#### [PROBLEM]
Reproduce all records verbatim.

#### [AVAILABLE RECORDS]
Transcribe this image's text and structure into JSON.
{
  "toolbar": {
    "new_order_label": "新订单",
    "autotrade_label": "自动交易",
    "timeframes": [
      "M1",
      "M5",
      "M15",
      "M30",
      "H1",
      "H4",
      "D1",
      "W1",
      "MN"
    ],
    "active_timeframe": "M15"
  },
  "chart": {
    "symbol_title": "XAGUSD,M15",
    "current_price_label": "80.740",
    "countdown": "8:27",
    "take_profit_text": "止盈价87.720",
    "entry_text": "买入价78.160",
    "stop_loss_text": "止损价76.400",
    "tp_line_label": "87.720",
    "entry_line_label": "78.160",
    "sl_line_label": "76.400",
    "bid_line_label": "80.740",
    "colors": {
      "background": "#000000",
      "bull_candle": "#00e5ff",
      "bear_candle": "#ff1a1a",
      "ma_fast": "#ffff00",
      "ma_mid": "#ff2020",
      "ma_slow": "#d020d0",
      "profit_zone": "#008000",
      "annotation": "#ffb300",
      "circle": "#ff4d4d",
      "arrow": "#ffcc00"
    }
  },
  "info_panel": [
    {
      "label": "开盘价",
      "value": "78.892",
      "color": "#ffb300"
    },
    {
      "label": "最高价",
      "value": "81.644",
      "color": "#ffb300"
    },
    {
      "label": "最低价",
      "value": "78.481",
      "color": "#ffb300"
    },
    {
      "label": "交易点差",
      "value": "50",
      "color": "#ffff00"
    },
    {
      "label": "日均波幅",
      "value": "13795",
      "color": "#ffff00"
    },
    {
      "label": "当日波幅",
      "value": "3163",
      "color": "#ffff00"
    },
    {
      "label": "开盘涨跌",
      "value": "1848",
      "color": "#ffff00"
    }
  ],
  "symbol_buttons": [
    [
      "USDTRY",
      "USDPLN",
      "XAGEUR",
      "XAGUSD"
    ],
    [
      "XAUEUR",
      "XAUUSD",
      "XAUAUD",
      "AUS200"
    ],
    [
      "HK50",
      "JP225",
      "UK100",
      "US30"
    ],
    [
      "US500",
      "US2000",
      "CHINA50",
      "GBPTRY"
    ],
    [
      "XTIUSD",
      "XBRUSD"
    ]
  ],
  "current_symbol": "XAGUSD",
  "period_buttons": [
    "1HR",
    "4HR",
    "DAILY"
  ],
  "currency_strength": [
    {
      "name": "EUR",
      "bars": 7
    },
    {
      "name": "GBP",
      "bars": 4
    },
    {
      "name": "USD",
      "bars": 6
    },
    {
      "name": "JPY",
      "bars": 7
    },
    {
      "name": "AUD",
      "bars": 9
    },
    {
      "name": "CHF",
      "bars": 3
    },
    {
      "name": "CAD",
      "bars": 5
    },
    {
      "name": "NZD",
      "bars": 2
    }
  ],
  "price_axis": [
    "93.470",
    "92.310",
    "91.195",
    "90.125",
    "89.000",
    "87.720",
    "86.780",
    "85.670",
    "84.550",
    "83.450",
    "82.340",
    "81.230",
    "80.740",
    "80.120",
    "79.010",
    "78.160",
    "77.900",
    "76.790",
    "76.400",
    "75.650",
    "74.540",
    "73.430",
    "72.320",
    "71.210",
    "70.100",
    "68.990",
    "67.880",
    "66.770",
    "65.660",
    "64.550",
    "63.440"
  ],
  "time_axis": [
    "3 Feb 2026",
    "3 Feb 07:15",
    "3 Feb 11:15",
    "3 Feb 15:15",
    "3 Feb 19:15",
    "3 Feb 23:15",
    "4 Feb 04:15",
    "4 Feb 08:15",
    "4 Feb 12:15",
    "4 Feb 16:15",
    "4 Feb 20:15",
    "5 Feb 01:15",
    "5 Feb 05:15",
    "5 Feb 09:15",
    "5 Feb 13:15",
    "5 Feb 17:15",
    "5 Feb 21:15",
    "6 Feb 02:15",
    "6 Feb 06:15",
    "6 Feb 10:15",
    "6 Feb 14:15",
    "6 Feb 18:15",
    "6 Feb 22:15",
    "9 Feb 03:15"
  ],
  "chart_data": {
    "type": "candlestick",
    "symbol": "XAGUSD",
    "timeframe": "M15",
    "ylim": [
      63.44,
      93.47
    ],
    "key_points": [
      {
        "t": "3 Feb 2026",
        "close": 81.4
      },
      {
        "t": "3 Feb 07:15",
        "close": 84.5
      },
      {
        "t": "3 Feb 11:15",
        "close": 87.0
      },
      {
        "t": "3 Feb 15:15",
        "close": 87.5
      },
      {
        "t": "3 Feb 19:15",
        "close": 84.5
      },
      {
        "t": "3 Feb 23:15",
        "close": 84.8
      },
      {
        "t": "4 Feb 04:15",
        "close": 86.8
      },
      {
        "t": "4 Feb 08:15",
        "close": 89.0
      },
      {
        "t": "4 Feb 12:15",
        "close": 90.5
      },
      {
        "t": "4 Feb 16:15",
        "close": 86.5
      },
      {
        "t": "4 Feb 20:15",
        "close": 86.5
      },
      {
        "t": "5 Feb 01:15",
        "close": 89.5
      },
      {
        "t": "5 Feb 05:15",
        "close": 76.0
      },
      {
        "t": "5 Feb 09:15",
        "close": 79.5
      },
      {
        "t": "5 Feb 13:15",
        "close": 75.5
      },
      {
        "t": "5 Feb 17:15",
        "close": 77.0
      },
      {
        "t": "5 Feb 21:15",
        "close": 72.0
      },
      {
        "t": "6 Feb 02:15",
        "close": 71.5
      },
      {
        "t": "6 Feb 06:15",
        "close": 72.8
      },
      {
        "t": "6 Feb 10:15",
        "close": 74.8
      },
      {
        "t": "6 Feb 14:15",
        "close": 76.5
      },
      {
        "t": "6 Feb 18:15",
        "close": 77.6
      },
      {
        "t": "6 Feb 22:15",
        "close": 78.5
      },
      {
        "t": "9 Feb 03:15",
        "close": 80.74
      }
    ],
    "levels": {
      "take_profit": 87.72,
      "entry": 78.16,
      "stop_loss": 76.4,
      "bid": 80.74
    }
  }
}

#### [SOLUTION FOR THIS EXERCISE]
Transcribe this image's text and structure into JSON.
{
  "toolbar": {
    "new_order_label": "新订单",
    "autotrade_label": "自动交易",
    "timeframes": [
      "M1",
      "M5",
      "M15",
      "M30",
      "H1",
      "H4",
      "D1",
      "W1",
      "MN"
    ],
    "active_timeframe": "M15"
  },
  "chart": {
    "symbol_title": "XAGUSD,M15",
    "current_price_label": "80.740",
    "countdown": "8:27",
    "take_profit_text": "止盈价87.720",
    "entry_text": "买入价78.160",
    "stop_loss_text": "止损价76.400",
    "tp_line_label": "87.720",
    "entry_line_label": "78.160",
    "sl_line_label": "76.400",
    "bid_line_label": "80.740",
    "colors": {
      "background": "#000000",
      "bull_candle": "#00e5ff",
      "bear_candle": "#ff1a1a",
      "ma_fast": "#ffff00",
      "ma_mid": "#ff2020",
      "ma_slow": "#d020d0",
      "profit_zone": "#008000",
      "annotation": "#ffb300",
      "circle": "#ff4d4d",
      "arrow": "#ffcc00"
    }
  },
  "info_panel": [
    {
      "label": "开盘价",
      "value": "78.892",
      "color": "#ffb300"
    },
    {
      "label": "最高价",
      "value": "81.644",
      "color": "#ffb300"
    },
    {
      "label": "最低价",
      "value": "78.481",
      "color": "#ffb300"
    },
    {
      "label": "交易点差",
      "value": "50",
      "color": "#ffff00"
    },
    {
      "label": "日均波幅",
      "value": "13795",
      "color": "#ffff00"
    },
    {
      "label": "当日波幅",
      "value": "3163",
      "color": "#ffff00"
    },
    {
      "label": "开盘涨跌",
      "value": "1848",
      "color": "#ffff00"
    }
  ],
  "symbol_buttons": [
    [
      "USDTRY",
      "USDPLN",
      "XAGEUR",
      "XAGUSD"
    ],
    [
      "XAUEUR",
      "XAUUSD",
      "XAUAUD",
      "AUS200"
    ],
    [
      "HK50",
      "JP225",
      "UK100",
      "US30"
    ],
    [
      "US500",
      "US2000",
      "CHINA50",
      "GBPTRY"
    ],
    [
      "XTIUSD",
      "XBRUSD"
    ]
  ],
  "current_symbol": "XAGUSD",
  "period_buttons": [
    "1HR",
    "4HR",
    "DAILY"
  ],
  "currency_strength": [
    {
      "name": "EUR",
      "bars": 7
    },
    {
      "name": "GBP",
      "bars": 4
    },
    {
      "name": "USD",
      "bars": 6
    },
    {
      "name": "JPY",
      "bars": 7
    },
    {
      "name": "AUD",
      "bars": 9
    },
    {
      "name": "CHF",
      "bars": 3
    },
    {
      "name": "CAD",
      "bars": 5
    },
    {
      "name": "NZD",
      "bars": 2
    }
  ],
  "price_axis": [
    "93.470",
    "92.310",
    "91.195",
    "90.125",
    "89.000",
    "87.720",
    "86.780",
    "85.670",
    "84.550",
    "83.450",
    "82.340",
    "81.230",
    "80.740",
    "80.120",
    "79.010",
    "78.160",
    "77.900",
    "76.790",
    "76.400",
    "75.650",
    "74.540",
    "73.430",
    "72.320",
    "71.210",
    "70.100",
    "68.990",
    "67.880",
    "66.770",
    "65.660",
    "64.550",
    "63.440"
  ],
  "time_axis": [
    "3 Feb 2026",
    "3 Feb 07:15",
    "3 Feb 11:15",
    "3 Feb 15:15",
    "3 Feb 19:15",
    "3 Feb 23:15",
    "4 Feb 04:15",
    "4 Feb 08:15",
    "4 Feb 12:15",
    "4 Feb 16:15",
    "4 Feb 20:15",
    "5 Feb 01:15",
    "5 Feb 05:15",
    "5 Feb 09:15",
    "5 Feb 13:15",
    "5 Feb 17:15",
    "5 Feb 21:15",
    "6 Feb 02:15",
    "6 Feb 06:15",
    "6 Feb 10:15",
    "6 Feb 14:15",
    "6 Feb 18:15",
    "6 Feb 22:15",
    "9 Feb 03:15"
  ],
  "chart_data": {
    "type": "candlestick",
    "symbol": "XAGUSD",
    "timeframe": "M15",
    "ylim": [
      63.44,
      93.47
    ],
    "key_points": [
      {
        "t": "3 Feb 2026",
        "close": 81.4
      },
      {
        "t": "3 Feb 07:15",
        "close": 84.5
      },
      {
        "t": "3 Feb 11:15",
        "close": 87.0
      },
      {
        "t": "3 Feb 15:15",
        "close": 87.5
      },
      {
        "t": "3 Feb 19:15",
        "close": 84.5
      },
      {
        "t": "3 Feb 23:15",
        "close": 84.8
      },
      {
        "t": "4 Feb 04:15",
        "close": 86.8
      },
      {
        "t": "4 Feb 08:15",
        "close": 89.0
      },
      {
        "t": "4 Feb 12:15",
        "close": 90.5
      },
      {
        "t": "4 Feb 16:15",
        "close": 86.5
      },
      {
        "t": "4 Feb 20:15",
        "close": 86.5
      },
      {
        "t": "5 Feb 01:15",
        "close": 89.5
      },
      {
        "t": "5 Feb 05:15",
        "close": 76.0
      },
      {
        "t": "5 Feb 09:15",
        "close": 79.5
      },
      {
        "t": "5 Feb 13:15",
        "close": 75.5
      },
      {
        "t": "5 Feb 17:15",
        "close": 77.0
      },
      {
        "t": "5 Feb 21:15",
        "close": 72.0
      },
      {
        "t": "6 Feb 02:15",
        "close": 71.5
      },
      {
        "t": "6 Feb 06:15",
        "close": 72.8
      },
      {
        "t": "6 Feb 10:15",
        "close": 74.8
      },
      {
        "t": "6 Feb 14:15",
        "close": 76.5
      },
      {
        "t": "6 Feb 18:15",
        "close": 77.6
      },
      {
        "t": "6 Feb 22:15",
        "close": 78.5
      },
      {
        "t": "9 Feb 03:15",
        "close": 80.74
      }
    ],
    "levels": {
      "take_profit": 87.72,
      "entry": 78.16,
      "stop_loss": 76.4,
      "bid": 80.74
    }
  }
}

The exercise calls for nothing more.